Task requirements
Count how many lines below contain the word "Dakota", then give that number alone.

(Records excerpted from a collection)

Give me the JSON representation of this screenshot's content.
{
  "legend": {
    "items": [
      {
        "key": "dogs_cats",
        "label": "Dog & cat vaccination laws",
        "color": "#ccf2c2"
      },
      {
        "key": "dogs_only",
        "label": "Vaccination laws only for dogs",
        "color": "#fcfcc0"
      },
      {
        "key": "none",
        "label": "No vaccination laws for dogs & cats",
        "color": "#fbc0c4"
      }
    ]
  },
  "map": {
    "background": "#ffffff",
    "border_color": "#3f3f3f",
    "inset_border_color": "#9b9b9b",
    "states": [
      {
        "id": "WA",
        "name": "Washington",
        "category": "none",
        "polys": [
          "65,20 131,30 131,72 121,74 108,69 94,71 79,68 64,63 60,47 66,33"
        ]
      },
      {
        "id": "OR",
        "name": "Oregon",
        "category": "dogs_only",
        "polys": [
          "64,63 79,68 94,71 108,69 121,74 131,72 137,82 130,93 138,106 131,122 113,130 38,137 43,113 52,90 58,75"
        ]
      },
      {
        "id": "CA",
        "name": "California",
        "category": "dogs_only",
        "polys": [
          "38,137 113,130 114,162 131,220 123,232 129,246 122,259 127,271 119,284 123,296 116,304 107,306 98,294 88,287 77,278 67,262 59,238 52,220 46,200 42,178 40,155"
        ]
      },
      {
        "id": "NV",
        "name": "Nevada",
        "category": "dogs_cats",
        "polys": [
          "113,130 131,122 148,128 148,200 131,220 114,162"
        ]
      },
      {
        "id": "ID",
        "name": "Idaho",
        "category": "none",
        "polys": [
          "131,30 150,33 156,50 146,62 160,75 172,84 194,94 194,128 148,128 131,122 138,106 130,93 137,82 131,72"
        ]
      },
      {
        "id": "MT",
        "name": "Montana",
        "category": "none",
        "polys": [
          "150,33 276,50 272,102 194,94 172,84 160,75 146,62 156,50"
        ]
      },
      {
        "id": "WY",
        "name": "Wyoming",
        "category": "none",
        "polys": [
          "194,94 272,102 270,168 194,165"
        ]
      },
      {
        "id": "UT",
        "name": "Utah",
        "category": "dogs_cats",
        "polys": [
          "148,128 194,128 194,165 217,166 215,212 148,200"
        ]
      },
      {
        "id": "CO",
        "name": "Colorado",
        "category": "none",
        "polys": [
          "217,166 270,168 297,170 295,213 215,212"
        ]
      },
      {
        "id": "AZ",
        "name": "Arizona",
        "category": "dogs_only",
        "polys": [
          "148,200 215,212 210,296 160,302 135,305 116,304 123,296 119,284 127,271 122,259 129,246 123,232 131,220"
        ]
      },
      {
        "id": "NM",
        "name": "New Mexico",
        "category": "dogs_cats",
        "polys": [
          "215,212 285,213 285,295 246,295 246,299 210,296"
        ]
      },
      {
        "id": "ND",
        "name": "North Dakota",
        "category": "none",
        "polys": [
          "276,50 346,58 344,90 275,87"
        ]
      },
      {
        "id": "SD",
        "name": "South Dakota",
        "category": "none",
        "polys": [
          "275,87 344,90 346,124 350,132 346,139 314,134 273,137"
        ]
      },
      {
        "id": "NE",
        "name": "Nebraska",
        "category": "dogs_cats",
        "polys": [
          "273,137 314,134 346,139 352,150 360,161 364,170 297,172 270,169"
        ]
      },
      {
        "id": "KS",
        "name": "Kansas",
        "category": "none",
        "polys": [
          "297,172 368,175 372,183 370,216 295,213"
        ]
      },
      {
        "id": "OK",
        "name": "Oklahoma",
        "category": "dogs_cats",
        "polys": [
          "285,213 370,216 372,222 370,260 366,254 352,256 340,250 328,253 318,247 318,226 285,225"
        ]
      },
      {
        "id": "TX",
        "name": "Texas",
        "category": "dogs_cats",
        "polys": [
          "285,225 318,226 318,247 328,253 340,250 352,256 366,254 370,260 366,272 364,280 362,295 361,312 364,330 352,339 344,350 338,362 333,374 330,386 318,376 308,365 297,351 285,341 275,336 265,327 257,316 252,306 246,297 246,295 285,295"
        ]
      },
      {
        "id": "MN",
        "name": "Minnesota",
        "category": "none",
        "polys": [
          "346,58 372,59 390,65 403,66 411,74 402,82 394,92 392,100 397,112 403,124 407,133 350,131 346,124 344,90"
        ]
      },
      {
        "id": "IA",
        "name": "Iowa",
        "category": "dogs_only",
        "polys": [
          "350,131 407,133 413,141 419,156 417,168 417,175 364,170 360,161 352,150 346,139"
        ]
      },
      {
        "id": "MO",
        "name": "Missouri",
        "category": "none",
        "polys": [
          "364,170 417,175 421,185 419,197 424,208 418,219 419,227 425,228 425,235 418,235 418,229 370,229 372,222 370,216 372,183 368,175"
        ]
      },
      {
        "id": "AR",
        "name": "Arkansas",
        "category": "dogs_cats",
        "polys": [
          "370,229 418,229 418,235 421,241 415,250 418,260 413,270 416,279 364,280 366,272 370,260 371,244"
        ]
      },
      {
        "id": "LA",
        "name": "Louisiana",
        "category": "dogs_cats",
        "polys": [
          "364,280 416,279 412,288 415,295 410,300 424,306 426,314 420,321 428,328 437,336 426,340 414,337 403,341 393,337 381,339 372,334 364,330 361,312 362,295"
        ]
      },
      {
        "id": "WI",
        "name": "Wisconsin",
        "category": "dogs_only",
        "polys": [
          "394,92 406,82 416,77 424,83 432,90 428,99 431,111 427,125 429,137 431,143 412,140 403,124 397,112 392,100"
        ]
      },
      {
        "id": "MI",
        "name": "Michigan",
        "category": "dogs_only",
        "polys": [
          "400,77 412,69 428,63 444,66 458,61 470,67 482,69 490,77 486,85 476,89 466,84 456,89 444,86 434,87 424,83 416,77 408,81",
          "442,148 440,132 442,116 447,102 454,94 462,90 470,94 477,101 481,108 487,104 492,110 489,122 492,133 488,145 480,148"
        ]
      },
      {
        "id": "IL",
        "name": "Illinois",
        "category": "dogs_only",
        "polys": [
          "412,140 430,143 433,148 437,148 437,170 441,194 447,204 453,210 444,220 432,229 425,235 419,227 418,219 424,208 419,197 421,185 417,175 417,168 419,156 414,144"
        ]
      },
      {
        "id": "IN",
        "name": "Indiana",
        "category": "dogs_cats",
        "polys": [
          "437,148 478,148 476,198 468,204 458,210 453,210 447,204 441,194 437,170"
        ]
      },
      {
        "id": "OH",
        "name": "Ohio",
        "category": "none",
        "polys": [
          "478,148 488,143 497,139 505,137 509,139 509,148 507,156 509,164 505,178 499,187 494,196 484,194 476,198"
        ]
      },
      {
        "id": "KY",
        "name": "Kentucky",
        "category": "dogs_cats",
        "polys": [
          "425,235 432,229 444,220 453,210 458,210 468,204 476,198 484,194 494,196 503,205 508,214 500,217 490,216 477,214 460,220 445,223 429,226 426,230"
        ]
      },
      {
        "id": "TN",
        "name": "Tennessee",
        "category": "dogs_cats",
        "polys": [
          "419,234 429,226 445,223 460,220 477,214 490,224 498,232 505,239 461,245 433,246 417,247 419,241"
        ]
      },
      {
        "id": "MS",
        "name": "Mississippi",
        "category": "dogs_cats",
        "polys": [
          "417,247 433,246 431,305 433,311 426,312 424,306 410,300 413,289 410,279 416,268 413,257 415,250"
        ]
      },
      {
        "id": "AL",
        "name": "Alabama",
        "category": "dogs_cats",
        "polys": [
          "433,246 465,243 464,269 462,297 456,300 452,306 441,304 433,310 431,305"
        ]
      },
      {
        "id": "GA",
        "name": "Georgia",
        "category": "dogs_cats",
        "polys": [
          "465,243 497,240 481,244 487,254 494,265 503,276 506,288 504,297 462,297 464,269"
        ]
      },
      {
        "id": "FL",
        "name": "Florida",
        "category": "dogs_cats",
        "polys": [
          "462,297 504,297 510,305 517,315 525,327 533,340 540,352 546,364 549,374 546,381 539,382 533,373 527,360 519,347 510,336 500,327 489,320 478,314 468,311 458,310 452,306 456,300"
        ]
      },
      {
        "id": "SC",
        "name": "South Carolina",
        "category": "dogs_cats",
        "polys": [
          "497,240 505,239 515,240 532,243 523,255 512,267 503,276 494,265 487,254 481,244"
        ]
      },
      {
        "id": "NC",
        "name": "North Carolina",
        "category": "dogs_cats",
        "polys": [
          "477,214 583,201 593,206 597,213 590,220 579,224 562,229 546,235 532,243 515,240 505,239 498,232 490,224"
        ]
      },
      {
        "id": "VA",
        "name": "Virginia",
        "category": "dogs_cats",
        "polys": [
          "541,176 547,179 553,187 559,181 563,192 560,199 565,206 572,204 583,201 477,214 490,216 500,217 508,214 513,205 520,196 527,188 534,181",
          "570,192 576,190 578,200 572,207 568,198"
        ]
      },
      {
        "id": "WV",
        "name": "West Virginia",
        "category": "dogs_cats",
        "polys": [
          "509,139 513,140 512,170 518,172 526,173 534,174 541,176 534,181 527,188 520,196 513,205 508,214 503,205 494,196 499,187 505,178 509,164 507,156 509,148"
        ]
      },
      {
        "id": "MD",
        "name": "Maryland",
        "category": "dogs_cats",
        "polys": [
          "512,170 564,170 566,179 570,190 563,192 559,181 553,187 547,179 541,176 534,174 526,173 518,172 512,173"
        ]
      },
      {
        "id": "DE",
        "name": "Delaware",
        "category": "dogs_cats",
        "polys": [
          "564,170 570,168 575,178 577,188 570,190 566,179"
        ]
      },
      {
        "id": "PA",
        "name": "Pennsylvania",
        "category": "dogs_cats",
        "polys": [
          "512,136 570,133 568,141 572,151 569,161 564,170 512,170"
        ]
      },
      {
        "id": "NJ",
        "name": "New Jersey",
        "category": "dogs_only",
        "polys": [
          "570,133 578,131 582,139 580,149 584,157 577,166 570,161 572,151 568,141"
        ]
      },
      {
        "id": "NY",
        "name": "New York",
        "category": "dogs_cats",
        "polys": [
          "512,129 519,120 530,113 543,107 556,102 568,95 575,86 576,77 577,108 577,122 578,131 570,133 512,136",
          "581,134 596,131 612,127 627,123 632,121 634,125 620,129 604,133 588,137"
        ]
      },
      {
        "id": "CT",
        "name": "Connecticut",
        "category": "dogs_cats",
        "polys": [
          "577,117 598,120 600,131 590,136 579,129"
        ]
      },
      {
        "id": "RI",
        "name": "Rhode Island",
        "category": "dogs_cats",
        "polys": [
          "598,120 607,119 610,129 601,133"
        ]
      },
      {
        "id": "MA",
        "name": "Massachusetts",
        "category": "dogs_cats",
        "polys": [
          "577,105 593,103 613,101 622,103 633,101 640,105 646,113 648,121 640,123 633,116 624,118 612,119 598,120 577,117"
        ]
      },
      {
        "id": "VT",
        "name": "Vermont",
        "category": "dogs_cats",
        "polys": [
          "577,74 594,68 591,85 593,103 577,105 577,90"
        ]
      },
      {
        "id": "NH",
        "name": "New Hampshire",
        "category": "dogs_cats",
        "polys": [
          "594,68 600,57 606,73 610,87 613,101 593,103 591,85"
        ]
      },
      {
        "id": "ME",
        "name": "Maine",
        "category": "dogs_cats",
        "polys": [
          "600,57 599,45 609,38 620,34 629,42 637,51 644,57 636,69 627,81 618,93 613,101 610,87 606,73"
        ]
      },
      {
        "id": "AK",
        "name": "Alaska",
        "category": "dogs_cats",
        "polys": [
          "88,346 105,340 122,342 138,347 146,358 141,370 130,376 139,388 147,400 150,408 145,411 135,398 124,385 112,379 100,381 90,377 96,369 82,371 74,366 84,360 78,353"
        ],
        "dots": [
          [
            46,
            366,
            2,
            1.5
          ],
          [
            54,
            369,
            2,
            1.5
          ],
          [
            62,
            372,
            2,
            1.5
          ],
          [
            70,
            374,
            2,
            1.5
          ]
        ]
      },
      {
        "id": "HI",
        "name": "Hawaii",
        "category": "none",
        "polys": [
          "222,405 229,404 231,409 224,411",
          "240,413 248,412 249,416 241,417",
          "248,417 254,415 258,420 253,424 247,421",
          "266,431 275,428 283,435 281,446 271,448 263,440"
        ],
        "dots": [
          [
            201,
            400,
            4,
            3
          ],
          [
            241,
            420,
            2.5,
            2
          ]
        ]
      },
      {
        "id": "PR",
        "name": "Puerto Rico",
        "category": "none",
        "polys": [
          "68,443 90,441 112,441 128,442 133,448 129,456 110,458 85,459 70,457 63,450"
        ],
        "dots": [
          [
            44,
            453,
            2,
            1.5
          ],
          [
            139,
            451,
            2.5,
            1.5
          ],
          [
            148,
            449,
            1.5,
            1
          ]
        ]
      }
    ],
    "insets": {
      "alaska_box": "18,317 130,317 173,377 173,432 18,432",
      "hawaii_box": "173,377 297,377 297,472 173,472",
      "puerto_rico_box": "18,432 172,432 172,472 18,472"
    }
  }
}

Answer for this exercise
2